:: Exercise details ::
Copy every line that contains the string "недвижимости" from the entries below.

[Dataset records]
::::::

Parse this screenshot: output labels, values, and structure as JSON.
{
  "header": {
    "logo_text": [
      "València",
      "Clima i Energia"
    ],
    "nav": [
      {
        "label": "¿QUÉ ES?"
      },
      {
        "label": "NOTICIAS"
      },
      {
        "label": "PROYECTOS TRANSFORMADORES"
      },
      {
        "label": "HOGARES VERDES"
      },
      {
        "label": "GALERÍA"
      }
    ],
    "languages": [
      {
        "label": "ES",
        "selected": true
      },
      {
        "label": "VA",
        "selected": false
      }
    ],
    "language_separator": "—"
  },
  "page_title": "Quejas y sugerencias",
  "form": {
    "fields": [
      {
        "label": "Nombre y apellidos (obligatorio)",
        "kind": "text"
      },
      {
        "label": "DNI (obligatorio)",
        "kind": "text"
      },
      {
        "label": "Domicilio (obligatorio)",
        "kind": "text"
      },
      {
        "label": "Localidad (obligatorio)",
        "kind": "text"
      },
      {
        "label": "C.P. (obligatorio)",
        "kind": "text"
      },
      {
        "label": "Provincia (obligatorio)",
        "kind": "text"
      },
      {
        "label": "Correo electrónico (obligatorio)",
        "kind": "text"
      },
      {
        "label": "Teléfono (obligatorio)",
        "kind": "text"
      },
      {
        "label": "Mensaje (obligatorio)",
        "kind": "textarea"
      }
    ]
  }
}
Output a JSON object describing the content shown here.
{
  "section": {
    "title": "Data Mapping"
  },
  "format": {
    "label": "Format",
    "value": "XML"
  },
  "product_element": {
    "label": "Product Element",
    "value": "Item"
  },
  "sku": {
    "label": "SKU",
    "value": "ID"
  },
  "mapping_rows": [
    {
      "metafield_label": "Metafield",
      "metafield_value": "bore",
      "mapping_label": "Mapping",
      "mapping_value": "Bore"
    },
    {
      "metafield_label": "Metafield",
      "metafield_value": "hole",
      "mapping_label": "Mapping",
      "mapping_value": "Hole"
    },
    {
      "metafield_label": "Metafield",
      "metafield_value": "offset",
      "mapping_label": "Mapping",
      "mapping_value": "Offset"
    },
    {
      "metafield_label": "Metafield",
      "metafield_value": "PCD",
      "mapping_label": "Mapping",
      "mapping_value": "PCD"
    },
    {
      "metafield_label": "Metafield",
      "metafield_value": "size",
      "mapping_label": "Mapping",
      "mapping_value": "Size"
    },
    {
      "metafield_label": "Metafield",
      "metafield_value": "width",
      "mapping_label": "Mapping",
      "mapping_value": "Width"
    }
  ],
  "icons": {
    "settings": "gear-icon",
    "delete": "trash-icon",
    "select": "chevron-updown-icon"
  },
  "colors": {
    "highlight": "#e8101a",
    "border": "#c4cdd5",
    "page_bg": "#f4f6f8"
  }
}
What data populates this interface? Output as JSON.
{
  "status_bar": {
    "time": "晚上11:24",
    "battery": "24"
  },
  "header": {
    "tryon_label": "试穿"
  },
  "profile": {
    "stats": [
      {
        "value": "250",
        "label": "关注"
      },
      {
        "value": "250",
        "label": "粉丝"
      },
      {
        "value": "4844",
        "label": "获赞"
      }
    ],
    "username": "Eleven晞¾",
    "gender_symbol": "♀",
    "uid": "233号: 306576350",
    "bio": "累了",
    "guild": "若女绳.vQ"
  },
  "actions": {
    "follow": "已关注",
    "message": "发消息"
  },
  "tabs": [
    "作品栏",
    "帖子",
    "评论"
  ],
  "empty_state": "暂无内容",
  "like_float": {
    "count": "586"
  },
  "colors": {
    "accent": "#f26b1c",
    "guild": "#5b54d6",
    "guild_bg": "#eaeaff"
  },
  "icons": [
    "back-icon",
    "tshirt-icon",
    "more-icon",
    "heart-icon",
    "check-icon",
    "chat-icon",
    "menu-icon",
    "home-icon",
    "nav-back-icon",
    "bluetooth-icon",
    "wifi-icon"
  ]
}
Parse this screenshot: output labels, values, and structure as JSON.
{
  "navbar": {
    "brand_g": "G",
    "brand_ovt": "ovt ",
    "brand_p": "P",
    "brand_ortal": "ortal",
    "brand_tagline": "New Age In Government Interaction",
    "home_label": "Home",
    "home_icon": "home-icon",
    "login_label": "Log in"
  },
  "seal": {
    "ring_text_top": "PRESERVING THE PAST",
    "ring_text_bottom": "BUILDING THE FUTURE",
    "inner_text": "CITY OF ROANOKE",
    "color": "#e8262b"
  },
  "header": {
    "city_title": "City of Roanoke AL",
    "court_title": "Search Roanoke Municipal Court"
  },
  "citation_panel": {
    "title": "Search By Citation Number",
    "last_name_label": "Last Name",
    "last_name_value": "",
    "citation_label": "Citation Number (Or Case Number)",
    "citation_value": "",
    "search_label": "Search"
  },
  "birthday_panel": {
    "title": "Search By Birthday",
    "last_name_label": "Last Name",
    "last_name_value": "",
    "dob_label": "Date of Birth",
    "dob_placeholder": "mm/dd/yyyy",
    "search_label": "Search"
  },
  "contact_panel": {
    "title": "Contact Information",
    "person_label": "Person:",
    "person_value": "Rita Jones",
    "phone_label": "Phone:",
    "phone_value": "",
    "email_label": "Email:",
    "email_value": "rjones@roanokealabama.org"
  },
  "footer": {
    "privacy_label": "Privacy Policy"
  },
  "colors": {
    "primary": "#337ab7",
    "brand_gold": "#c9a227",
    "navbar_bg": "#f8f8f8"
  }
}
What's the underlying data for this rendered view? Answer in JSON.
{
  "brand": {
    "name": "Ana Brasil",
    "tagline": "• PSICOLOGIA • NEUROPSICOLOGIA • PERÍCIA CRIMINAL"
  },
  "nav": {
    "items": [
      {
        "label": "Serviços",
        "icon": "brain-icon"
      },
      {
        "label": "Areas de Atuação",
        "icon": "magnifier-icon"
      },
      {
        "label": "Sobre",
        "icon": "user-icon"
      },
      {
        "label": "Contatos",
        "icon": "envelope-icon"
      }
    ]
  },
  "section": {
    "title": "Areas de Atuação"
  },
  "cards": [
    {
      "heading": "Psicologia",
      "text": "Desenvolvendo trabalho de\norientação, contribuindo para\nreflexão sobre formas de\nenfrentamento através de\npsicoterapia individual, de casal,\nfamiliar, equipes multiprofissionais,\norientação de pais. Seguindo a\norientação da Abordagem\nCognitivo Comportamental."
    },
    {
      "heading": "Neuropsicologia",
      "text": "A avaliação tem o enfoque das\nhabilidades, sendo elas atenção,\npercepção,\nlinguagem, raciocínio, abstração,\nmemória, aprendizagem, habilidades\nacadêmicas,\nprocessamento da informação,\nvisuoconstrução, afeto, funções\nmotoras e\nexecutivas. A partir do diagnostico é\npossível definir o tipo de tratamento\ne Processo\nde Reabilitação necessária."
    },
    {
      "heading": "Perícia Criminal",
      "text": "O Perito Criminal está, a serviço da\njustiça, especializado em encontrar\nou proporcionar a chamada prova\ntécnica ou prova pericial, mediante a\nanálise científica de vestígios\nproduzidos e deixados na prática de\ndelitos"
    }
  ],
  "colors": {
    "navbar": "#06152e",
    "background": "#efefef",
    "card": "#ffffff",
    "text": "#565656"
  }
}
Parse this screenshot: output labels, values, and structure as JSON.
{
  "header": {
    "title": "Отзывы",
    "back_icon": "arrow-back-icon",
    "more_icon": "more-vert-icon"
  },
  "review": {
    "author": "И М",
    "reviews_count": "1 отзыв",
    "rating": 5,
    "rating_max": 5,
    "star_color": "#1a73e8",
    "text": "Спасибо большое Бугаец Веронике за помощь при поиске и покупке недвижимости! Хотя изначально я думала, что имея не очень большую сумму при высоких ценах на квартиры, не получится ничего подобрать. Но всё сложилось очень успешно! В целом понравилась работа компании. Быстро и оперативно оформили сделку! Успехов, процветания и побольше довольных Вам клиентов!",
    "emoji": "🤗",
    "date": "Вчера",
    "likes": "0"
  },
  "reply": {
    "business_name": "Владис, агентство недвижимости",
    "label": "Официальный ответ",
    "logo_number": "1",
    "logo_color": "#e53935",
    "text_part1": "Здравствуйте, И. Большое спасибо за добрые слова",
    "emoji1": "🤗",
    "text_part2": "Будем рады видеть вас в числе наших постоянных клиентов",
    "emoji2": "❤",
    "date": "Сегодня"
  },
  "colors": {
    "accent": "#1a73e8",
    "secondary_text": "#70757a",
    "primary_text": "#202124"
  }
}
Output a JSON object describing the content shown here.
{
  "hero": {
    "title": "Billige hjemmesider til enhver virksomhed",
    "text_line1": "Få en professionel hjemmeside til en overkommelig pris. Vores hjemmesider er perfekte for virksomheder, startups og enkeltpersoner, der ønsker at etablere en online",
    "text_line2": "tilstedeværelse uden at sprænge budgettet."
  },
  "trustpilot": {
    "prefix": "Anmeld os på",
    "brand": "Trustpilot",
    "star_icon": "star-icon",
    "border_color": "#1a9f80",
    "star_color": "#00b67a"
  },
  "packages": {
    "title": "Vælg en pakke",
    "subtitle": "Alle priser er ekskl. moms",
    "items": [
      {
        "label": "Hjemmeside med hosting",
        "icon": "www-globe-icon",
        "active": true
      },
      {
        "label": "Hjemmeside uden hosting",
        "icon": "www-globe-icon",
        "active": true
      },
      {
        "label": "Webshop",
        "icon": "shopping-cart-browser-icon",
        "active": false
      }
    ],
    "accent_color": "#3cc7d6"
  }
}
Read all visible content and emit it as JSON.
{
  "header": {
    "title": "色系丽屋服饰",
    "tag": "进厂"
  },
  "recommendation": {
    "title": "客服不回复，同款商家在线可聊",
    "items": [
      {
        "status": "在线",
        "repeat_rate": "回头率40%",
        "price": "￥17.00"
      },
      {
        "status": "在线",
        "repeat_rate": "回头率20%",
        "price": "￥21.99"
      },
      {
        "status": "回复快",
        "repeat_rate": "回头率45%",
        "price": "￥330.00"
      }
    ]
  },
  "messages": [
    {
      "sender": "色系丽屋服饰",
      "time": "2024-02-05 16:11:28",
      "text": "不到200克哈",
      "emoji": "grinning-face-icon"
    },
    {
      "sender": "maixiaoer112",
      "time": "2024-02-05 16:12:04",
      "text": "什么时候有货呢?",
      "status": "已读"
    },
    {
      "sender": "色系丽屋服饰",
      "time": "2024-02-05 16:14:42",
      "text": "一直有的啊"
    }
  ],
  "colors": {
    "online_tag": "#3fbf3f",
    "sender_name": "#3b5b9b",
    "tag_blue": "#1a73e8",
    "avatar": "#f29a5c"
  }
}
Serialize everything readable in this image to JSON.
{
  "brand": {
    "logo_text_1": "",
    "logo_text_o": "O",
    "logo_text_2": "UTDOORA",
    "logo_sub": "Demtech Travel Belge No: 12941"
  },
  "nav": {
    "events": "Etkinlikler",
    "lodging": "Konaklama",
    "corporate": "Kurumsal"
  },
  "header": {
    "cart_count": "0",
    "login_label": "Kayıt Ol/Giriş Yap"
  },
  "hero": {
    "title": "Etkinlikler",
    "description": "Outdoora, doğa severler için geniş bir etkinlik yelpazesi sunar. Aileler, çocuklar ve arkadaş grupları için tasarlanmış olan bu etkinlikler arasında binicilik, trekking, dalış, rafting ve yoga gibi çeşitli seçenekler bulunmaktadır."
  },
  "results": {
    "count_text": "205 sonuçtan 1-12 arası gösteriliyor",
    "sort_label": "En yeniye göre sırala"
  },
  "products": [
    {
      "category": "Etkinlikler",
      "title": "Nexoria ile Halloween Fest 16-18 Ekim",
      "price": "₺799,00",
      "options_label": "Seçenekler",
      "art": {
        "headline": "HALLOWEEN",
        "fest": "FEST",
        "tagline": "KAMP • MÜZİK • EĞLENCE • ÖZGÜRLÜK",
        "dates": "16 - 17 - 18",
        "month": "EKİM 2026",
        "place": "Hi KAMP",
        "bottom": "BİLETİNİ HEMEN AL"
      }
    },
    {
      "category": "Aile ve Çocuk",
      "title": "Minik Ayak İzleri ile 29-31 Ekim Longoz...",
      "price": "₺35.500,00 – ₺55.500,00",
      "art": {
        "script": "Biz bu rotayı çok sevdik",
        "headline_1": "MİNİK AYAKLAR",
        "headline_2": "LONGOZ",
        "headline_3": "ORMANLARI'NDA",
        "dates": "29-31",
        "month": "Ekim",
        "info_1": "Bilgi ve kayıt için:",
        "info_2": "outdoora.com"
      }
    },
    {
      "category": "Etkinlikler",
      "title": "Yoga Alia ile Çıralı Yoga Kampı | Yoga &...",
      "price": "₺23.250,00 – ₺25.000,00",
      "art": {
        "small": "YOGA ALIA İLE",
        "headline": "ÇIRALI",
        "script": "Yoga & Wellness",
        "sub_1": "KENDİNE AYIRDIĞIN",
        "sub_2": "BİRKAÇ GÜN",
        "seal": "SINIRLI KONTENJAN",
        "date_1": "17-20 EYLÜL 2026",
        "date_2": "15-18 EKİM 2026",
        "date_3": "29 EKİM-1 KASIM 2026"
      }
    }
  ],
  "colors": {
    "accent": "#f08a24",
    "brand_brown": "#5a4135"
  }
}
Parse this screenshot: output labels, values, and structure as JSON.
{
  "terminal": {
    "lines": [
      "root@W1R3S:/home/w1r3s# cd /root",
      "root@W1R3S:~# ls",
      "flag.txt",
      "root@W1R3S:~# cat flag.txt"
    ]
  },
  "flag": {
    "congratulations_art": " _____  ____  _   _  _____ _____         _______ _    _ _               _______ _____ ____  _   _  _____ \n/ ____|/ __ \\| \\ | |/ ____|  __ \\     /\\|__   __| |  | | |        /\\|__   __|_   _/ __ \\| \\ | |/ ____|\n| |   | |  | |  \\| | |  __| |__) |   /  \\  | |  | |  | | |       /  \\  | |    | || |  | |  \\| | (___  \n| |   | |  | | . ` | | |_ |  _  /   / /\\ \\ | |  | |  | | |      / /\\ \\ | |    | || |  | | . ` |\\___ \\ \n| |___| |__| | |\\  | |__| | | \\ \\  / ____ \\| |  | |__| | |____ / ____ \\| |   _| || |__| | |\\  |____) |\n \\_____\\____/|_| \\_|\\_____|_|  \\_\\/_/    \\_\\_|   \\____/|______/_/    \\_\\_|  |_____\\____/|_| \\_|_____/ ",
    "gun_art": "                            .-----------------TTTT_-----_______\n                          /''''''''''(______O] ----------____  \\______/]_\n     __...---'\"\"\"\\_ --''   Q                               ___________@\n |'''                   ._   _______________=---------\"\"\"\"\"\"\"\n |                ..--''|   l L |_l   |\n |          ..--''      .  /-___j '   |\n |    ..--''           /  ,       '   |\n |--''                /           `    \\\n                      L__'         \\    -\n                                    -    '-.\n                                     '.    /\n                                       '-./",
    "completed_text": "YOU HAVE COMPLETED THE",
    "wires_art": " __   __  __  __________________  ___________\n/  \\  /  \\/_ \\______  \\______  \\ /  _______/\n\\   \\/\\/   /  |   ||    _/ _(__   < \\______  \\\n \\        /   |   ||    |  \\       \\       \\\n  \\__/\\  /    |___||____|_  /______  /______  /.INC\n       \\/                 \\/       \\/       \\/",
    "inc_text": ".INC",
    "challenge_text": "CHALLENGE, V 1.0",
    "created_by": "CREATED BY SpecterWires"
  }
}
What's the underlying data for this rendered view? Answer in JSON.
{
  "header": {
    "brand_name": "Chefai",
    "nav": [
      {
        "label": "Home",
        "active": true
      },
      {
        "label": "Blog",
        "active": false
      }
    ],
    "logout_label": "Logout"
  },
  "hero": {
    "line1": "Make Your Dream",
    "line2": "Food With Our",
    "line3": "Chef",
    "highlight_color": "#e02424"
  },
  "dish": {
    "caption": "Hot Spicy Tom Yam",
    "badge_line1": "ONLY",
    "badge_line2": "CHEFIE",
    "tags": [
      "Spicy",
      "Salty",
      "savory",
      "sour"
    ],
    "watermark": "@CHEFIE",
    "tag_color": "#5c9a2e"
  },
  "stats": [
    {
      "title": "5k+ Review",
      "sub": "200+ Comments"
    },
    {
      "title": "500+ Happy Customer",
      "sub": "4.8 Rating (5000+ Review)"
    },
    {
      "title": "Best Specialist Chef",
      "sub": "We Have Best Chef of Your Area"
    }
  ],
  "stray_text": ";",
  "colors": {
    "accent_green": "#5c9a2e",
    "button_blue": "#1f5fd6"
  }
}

::::::

:: Exercise result ::
    "text": "Спасибо большое Бугаец Веронике за помощь при поиске и покупке недвижимости! Хотя изначально я думала, что имея не очень большую сумму при высоких ценах на квартиры, не получится ничего подобрать. Но всё сложилось очень успешно! В целом понравилась работа компании. Быстро и оперативно оформили сделку! Успехов, процветания и побольше довольных Вам клиентов!",
    "business_name": "Владис, агентство недвижимости",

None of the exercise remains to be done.